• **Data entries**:
------------------------------
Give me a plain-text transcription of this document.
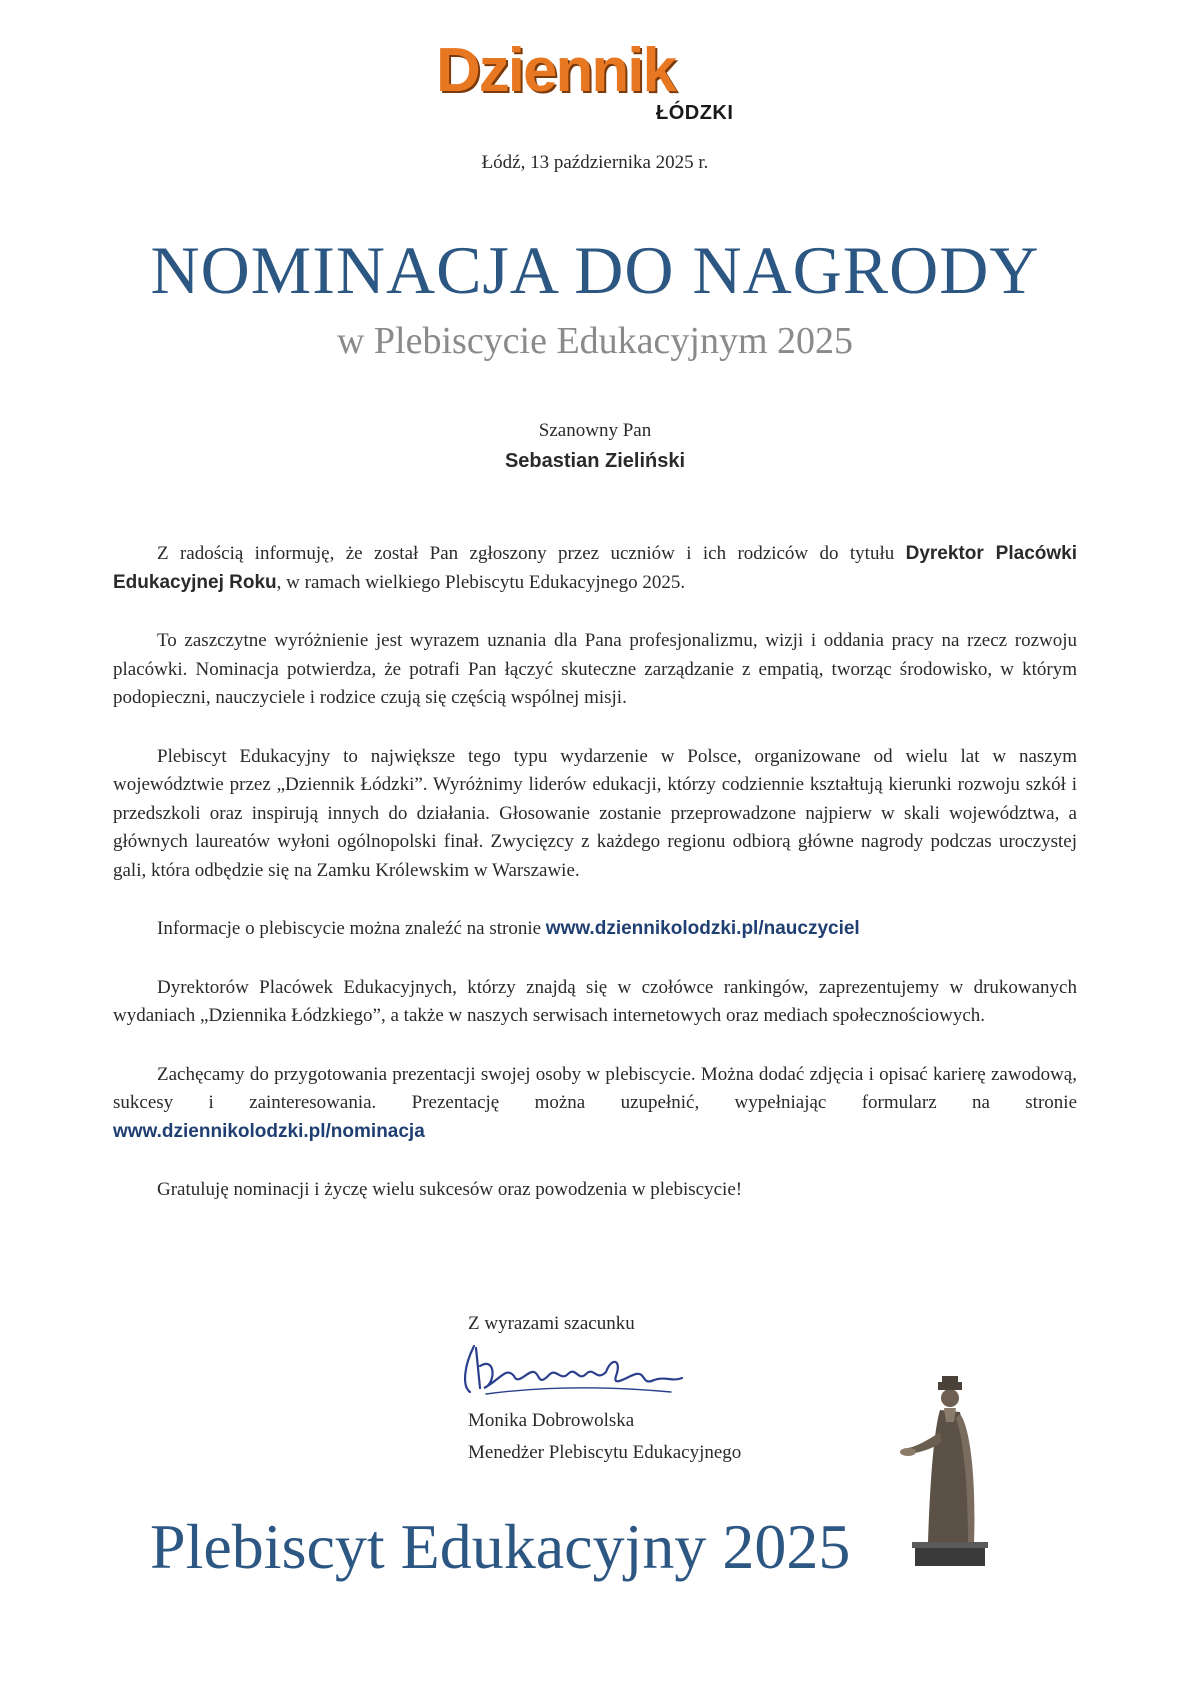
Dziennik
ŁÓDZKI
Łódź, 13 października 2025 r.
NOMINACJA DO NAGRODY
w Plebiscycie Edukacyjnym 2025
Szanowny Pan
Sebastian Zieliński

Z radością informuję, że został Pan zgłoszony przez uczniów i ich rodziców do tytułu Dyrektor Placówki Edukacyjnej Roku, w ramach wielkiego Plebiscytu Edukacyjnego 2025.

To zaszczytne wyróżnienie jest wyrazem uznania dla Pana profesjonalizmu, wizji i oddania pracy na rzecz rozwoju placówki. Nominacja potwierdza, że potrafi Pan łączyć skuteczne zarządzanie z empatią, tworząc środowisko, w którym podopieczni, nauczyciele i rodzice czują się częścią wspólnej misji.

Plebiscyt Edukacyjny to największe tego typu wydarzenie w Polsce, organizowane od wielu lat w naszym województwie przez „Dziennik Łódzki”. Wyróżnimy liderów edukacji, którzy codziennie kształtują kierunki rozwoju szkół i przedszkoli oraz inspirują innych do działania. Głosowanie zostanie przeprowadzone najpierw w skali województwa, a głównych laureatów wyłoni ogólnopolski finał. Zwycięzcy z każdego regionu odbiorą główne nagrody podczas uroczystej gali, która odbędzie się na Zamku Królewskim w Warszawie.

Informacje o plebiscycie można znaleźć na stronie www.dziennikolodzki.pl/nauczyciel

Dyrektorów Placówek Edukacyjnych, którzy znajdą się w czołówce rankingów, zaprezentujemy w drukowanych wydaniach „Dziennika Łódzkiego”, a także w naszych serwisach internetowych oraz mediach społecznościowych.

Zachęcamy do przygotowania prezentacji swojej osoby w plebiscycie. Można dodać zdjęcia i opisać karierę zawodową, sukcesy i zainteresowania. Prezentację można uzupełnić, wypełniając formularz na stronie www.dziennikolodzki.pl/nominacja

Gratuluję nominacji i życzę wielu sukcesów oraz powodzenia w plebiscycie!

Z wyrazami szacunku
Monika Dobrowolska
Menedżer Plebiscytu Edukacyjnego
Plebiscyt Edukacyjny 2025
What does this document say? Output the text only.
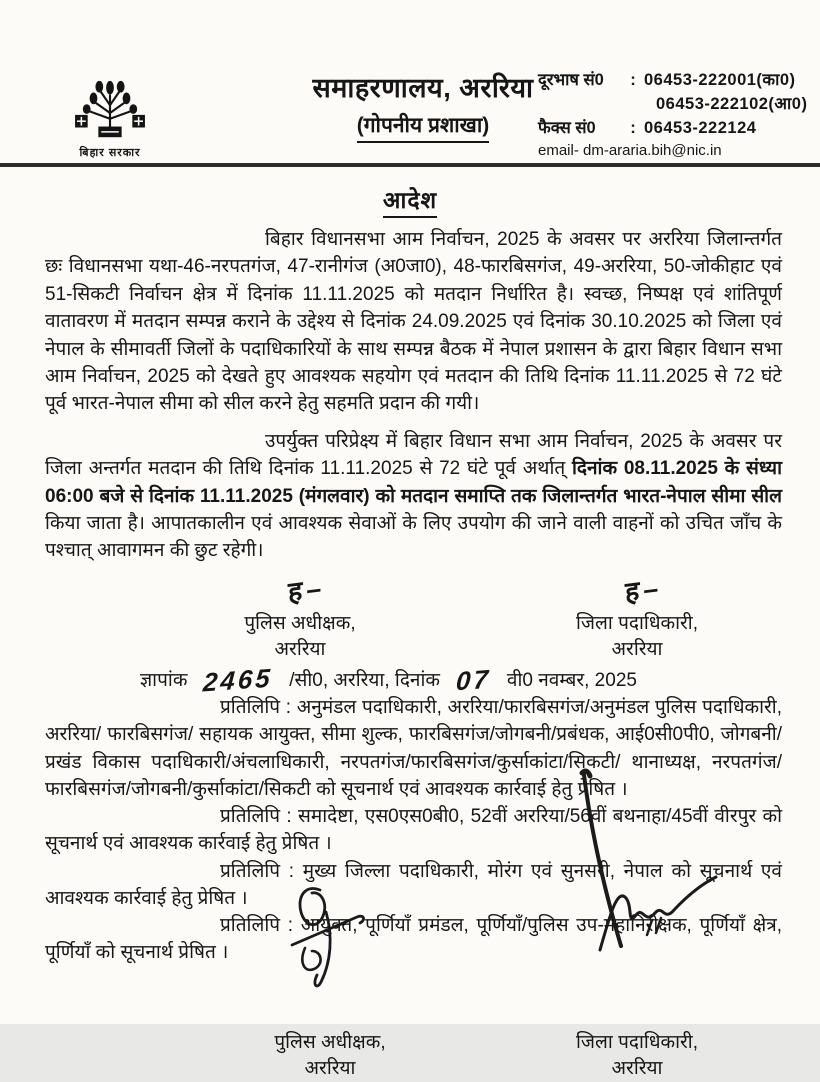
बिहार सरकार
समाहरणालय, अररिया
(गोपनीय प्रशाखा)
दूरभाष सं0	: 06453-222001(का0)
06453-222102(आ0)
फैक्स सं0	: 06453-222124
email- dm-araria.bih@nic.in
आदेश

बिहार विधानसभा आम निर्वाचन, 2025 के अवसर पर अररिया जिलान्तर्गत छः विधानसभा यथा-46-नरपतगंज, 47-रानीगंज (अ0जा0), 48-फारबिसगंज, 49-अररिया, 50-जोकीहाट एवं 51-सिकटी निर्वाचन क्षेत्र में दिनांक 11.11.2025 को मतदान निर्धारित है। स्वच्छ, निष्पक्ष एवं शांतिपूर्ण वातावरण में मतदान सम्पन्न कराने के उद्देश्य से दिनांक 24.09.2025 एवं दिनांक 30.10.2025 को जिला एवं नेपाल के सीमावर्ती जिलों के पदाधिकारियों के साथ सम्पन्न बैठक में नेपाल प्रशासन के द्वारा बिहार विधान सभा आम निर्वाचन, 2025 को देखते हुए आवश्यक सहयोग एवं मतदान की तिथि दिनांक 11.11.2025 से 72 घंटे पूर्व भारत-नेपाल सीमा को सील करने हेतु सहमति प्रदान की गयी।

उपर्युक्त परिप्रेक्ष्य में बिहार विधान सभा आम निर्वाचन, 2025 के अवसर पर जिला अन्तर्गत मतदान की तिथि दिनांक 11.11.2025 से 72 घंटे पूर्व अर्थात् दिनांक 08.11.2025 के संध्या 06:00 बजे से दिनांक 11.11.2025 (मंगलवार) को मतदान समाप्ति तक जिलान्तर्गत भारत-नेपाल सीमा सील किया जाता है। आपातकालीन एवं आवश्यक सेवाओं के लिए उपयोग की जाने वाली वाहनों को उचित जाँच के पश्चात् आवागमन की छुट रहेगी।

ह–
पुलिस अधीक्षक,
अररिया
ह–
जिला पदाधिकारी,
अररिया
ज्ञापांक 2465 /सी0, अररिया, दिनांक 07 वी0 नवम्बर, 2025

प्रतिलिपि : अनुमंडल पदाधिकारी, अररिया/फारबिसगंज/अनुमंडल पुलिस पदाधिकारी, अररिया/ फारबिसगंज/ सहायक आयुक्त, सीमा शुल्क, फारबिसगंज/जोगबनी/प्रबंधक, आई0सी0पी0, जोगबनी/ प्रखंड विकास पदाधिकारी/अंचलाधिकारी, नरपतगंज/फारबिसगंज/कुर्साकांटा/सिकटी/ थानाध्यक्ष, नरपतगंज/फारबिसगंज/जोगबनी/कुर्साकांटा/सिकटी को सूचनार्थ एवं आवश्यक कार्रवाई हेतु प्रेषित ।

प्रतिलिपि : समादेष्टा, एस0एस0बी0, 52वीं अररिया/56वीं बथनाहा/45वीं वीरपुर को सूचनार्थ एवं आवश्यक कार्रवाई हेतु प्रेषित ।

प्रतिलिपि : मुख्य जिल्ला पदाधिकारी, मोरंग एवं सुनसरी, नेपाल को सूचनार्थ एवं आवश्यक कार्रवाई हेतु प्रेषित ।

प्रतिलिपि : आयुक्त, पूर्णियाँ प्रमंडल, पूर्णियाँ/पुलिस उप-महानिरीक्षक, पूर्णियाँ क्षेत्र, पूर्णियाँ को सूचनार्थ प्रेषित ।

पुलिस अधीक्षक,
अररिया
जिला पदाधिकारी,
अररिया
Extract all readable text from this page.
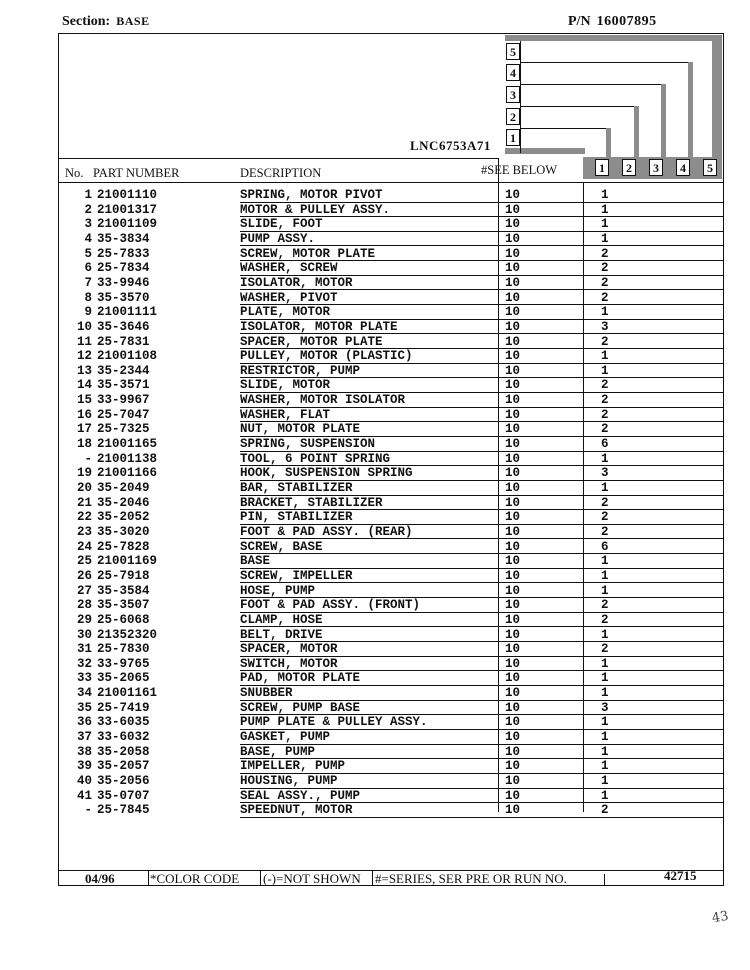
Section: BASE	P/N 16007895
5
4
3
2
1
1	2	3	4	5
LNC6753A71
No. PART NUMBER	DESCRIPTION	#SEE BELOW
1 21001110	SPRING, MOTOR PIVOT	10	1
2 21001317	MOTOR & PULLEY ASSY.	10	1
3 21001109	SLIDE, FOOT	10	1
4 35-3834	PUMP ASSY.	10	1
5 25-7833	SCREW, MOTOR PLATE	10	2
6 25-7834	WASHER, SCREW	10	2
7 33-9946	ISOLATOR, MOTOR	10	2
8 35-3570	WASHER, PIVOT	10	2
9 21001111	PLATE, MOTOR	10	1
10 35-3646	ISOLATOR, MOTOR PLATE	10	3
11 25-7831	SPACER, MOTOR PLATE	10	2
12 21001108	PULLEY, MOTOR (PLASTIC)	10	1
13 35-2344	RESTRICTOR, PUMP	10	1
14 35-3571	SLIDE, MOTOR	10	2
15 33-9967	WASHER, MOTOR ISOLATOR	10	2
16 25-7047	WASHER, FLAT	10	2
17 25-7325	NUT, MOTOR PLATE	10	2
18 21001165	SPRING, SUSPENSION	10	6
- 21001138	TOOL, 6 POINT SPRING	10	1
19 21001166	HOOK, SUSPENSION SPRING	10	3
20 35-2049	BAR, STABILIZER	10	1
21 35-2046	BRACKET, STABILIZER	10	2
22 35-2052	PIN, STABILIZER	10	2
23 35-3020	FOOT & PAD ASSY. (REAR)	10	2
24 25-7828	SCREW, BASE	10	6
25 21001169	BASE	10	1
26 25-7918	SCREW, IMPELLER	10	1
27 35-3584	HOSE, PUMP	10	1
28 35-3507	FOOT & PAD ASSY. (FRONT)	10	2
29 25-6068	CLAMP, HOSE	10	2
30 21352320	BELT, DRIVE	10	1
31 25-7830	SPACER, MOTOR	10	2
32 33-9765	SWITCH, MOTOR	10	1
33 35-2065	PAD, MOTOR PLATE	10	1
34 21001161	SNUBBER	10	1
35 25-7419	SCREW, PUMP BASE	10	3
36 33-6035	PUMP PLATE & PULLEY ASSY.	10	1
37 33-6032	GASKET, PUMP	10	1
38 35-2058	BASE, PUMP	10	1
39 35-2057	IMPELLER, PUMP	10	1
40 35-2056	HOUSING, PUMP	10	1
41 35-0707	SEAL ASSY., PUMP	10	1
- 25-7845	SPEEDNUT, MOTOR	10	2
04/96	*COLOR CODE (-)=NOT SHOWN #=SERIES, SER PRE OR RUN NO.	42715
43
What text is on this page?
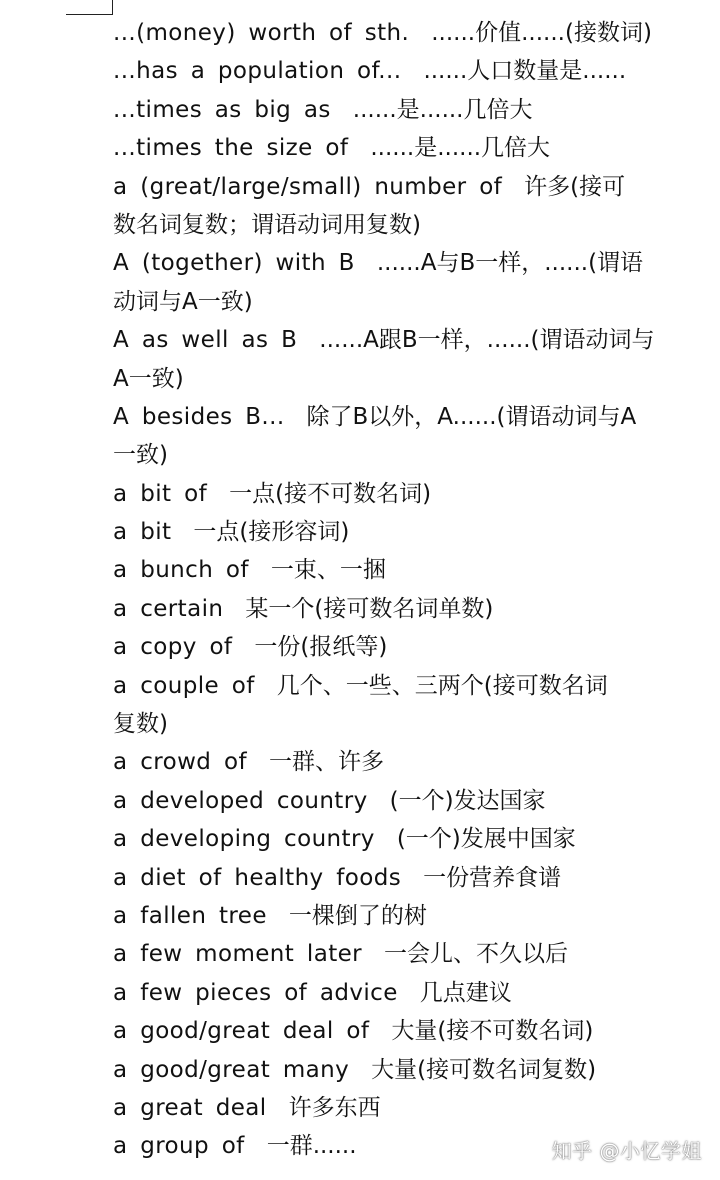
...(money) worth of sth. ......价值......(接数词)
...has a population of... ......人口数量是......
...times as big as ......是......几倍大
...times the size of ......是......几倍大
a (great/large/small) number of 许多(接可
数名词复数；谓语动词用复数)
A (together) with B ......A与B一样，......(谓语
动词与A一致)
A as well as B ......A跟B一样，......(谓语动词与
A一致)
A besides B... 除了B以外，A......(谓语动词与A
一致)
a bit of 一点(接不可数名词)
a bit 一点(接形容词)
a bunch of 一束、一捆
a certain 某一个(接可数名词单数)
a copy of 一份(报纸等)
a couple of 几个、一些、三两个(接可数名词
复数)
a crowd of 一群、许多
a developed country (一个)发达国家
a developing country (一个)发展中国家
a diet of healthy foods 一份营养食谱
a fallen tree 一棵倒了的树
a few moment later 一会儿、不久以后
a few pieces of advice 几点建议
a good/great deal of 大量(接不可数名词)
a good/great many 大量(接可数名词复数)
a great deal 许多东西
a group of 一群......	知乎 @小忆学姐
------------------------------
• **WRITTEN INSTRUCTION**: Quote, word for word and nothing more, every line from the line with "What text is on this page?" to the end of the entries, including both ends; skip any pictures.

• **SOLUTION**:
What text is on this page?
...(money) worth of sth. ......价值......(接数词)
...has a population of... ......人口数量是......
...times as big as ......是......几倍大
...times the size of ......是......几倍大
a (great/large/small) number of 许多(接可
数名词复数；谓语动词用复数)
A (together) with B ......A与B一样，......(谓语
动词与A一致)
A as well as B ......A跟B一样，......(谓语动词与
A一致)
A besides B... 除了B以外，A......(谓语动词与A
一致)
a bit of 一点(接不可数名词)
a bit 一点(接形容词)
a bunch of 一束、一捆
a certain 某一个(接可数名词单数)
a copy of 一份(报纸等)
a couple of 几个、一些、三两个(接可数名词
复数)
a crowd of 一群、许多
a developed country (一个)发达国家
a developing country (一个)发展中国家
a diet of healthy foods 一份营养食谱
a fallen tree 一棵倒了的树
a few moment later 一会儿、不久以后
a few pieces of advice 几点建议
a good/great deal of 大量(接不可数名词)
a good/great many 大量(接可数名词复数)
a great deal 许多东西
a group of 一群......	知乎 @小忆学姐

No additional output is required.